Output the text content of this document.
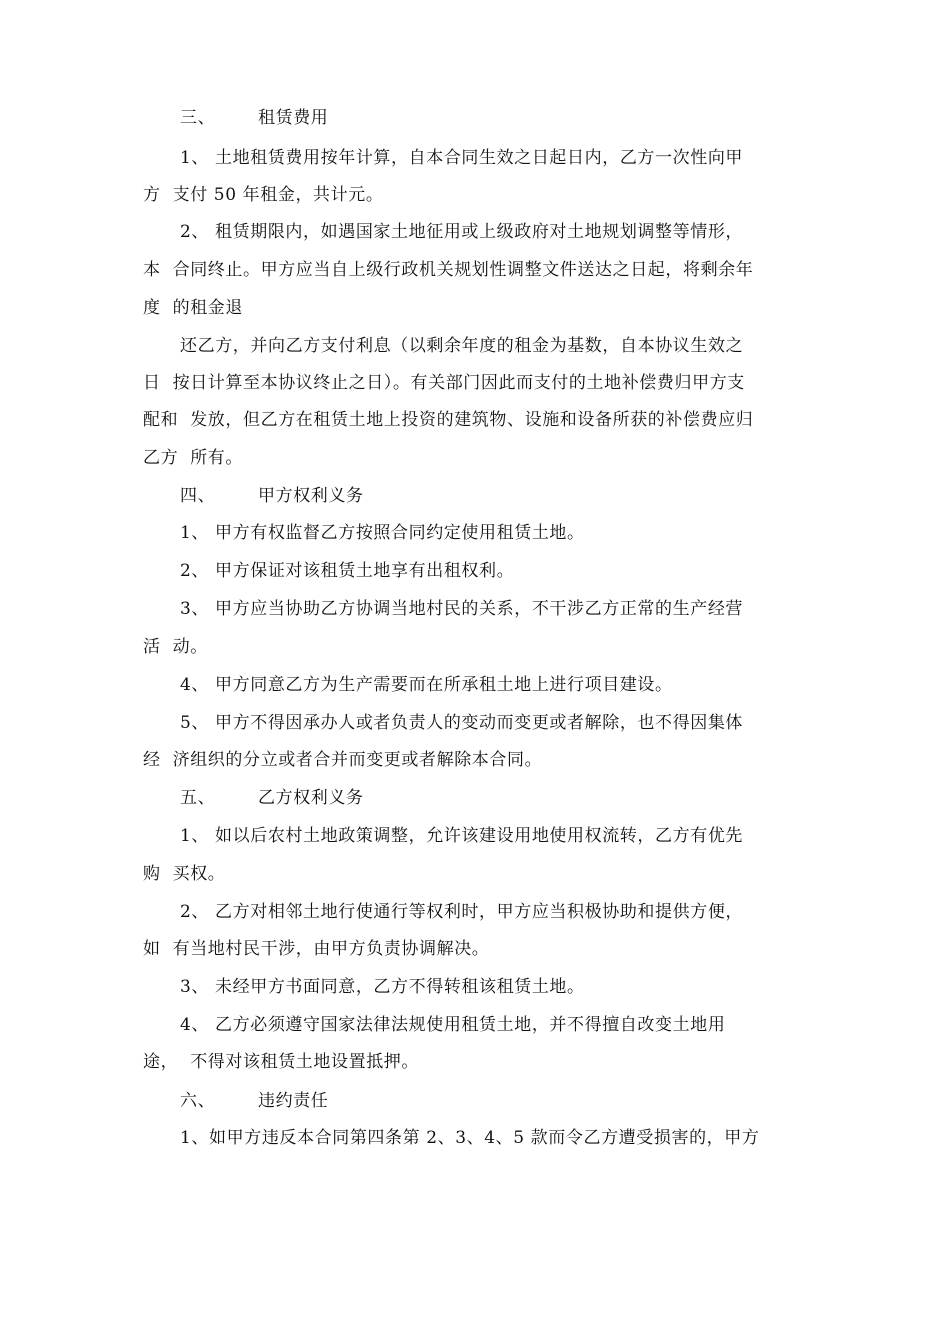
三、	租赁费用
1、 土地租赁费用按年计算，自本合同生效之日起日内，乙方一次性向甲
方  支付 50 年租金，共计元。
2、 租赁期限内，如遇国家土地征用或上级政府对土地规划调整等情形，
本  合同终止。甲方应当自上级行政机关规划性调整文件送达之日起，将剩余年
度  的租金退
还乙方，并向乙方支付利息（以剩余年度的租金为基数，自本协议生效之
日  按日计算至本协议终止之日）。有关部门因此而支付的土地补偿费归甲方支
配和  发放，但乙方在租赁土地上投资的建筑物、设施和设备所获的补偿费应归
乙方  所有。
四、	甲方权利义务
1、 甲方有权监督乙方按照合同约定使用租赁土地。
2、 甲方保证对该租赁土地享有出租权利。
3、 甲方应当协助乙方协调当地村民的关系，不干涉乙方正常的生产经营
活  动。
4、 甲方同意乙方为生产需要而在所承租土地上进行项目建设。
5、 甲方不得因承办人或者负责人的变动而变更或者解除，也不得因集体
经  济组织的分立或者合并而变更或者解除本合同。
五、	乙方权利义务
1、 如以后农村土地政策调整，允许该建设用地使用权流转，乙方有优先
购  买权。
2、 乙方对相邻土地行使通行等权利时，甲方应当积极协助和提供方便，
如  有当地村民干涉，由甲方负责协调解决。
3、 未经甲方书面同意，乙方不得转租该租赁土地。
4、 乙方必须遵守国家法律法规使用租赁土地，并不得擅自改变土地用
途，  不得对该租赁土地设置抵押。
六、	违约责任
1、如甲方违反本合同第四条第 2、3、4、5 款而令乙方遭受损害的，甲方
------
→ **REQUIREMENTS**:
Leave every image out, and retype the material exactly.

→ **COMPLETED TASK**:
Output the text content of this document.
三、	租赁费用
1、 土地租赁费用按年计算，自本合同生效之日起日内，乙方一次性向甲
方  支付 50 年租金，共计元。
2、 租赁期限内，如遇国家土地征用或上级政府对土地规划调整等情形，
本  合同终止。甲方应当自上级行政机关规划性调整文件送达之日起，将剩余年
度  的租金退
还乙方，并向乙方支付利息（以剩余年度的租金为基数，自本协议生效之
日  按日计算至本协议终止之日）。有关部门因此而支付的土地补偿费归甲方支
配和  发放，但乙方在租赁土地上投资的建筑物、设施和设备所获的补偿费应归
乙方  所有。
四、	甲方权利义务
1、 甲方有权监督乙方按照合同约定使用租赁土地。
2、 甲方保证对该租赁土地享有出租权利。
3、 甲方应当协助乙方协调当地村民的关系，不干涉乙方正常的生产经营
活  动。
4、 甲方同意乙方为生产需要而在所承租土地上进行项目建设。
5、 甲方不得因承办人或者负责人的变动而变更或者解除，也不得因集体
经  济组织的分立或者合并而变更或者解除本合同。
五、	乙方权利义务
1、 如以后农村土地政策调整，允许该建设用地使用权流转，乙方有优先
购  买权。
2、 乙方对相邻土地行使通行等权利时，甲方应当积极协助和提供方便，
如  有当地村民干涉，由甲方负责协调解决。
3、 未经甲方书面同意，乙方不得转租该租赁土地。
4、 乙方必须遵守国家法律法规使用租赁土地，并不得擅自改变土地用
途，  不得对该租赁土地设置抵押。
六、	违约责任
1、如甲方违反本合同第四条第 2、3、4、5 款而令乙方遭受损害的，甲方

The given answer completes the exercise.